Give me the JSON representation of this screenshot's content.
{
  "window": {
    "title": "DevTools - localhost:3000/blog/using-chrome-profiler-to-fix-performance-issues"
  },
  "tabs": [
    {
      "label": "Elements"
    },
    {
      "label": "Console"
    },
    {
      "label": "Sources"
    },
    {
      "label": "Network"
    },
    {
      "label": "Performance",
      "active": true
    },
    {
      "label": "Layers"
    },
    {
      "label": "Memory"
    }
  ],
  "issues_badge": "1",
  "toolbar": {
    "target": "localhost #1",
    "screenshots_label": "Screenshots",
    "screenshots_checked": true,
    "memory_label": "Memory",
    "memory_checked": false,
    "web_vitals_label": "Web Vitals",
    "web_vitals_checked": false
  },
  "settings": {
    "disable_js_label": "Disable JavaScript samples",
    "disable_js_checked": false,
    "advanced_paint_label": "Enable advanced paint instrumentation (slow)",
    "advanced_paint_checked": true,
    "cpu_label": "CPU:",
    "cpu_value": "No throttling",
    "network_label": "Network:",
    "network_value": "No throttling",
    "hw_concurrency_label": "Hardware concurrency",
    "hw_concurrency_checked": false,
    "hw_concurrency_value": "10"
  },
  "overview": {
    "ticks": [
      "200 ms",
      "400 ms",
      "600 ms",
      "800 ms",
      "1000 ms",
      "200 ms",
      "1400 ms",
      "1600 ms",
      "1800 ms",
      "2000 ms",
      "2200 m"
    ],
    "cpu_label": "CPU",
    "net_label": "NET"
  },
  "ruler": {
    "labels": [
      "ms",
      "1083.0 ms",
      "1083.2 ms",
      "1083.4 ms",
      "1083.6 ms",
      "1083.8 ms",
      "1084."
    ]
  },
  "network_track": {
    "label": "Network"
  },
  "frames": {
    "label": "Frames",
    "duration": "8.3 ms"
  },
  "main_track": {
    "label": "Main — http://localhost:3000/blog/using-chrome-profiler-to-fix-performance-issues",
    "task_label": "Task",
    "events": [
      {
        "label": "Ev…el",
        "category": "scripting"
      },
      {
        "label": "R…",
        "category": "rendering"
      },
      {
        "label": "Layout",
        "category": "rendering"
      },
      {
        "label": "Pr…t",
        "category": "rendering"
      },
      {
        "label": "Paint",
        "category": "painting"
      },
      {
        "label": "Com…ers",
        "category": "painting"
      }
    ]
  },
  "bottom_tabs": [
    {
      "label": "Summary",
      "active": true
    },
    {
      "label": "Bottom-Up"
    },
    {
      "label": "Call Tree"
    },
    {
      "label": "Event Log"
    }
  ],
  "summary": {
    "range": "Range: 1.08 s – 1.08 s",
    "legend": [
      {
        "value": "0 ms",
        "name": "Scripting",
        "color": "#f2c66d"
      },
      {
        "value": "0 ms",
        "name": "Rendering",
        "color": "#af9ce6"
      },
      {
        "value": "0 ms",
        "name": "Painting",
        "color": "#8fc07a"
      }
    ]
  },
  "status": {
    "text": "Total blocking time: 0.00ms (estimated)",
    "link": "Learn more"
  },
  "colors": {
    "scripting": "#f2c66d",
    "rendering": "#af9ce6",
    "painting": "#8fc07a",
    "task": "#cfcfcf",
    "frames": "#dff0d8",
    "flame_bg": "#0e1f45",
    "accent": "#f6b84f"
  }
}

The exercise: Repeat each record exactly. Omit nothing.

Expected answer:
Give me the JSON representation of this screenshot's content.
{
  "window": {
    "title": "DevTools - localhost:3000/blog/using-chrome-profiler-to-fix-performance-issues"
  },
  "tabs": [
    {
      "label": "Elements"
    },
    {
      "label": "Console"
    },
    {
      "label": "Sources"
    },
    {
      "label": "Network"
    },
    {
      "label": "Performance",
      "active": true
    },
    {
      "label": "Layers"
    },
    {
      "label": "Memory"
    }
  ],
  "issues_badge": "1",
  "toolbar": {
    "target": "localhost #1",
    "screenshots_label": "Screenshots",
    "screenshots_checked": true,
    "memory_label": "Memory",
    "memory_checked": false,
    "web_vitals_label": "Web Vitals",
    "web_vitals_checked": false
  },
  "settings": {
    "disable_js_label": "Disable JavaScript samples",
    "disable_js_checked": false,
    "advanced_paint_label": "Enable advanced paint instrumentation (slow)",
    "advanced_paint_checked": true,
    "cpu_label": "CPU:",
    "cpu_value": "No throttling",
    "network_label": "Network:",
    "network_value": "No throttling",
    "hw_concurrency_label": "Hardware concurrency",
    "hw_concurrency_checked": false,
    "hw_concurrency_value": "10"
  },
  "overview": {
    "ticks": [
      "200 ms",
      "400 ms",
      "600 ms",
      "800 ms",
      "1000 ms",
      "200 ms",
      "1400 ms",
      "1600 ms",
      "1800 ms",
      "2000 ms",
      "2200 m"
    ],
    "cpu_label": "CPU",
    "net_label": "NET"
  },
  "ruler": {
    "labels": [
      "ms",
      "1083.0 ms",
      "1083.2 ms",
      "1083.4 ms",
      "1083.6 ms",
      "1083.8 ms",
      "1084."
    ]
  },
  "network_track": {
    "label": "Network"
  },
  "frames": {
    "label": "Frames",
    "duration": "8.3 ms"
  },
  "main_track": {
    "label": "Main — http://localhost:3000/blog/using-chrome-profiler-to-fix-performance-issues",
    "task_label": "Task",
    "events": [
      {
        "label": "Ev…el",
        "category": "scripting"
      },
      {
        "label": "R…",
        "category": "rendering"
      },
      {
        "label": "Layout",
        "category": "rendering"
      },
      {
        "label": "Pr…t",
        "category": "rendering"
      },
      {
        "label": "Paint",
        "category": "painting"
      },
      {
        "label": "Com…ers",
        "category": "painting"
      }
    ]
  },
  "bottom_tabs": [
    {
      "label": "Summary",
      "active": true
    },
    {
      "label": "Bottom-Up"
    },
    {
      "label": "Call Tree"
    },
    {
      "label": "Event Log"
    }
  ],
  "summary": {
    "range": "Range: 1.08 s – 1.08 s",
    "legend": [
      {
        "value": "0 ms",
        "name": "Scripting",
        "color": "#f2c66d"
      },
      {
        "value": "0 ms",
        "name": "Rendering",
        "color": "#af9ce6"
      },
      {
        "value": "0 ms",
        "name": "Painting",
        "color": "#8fc07a"
      }
    ]
  },
  "status": {
    "text": "Total blocking time: 0.00ms (estimated)",
    "link": "Learn more"
  },
  "colors": {
    "scripting": "#f2c66d",
    "rendering": "#af9ce6",
    "painting": "#8fc07a",
    "task": "#cfcfcf",
    "frames": "#dff0d8",
    "flame_bg": "#0e1f45",
    "accent": "#f6b84f"
  }
}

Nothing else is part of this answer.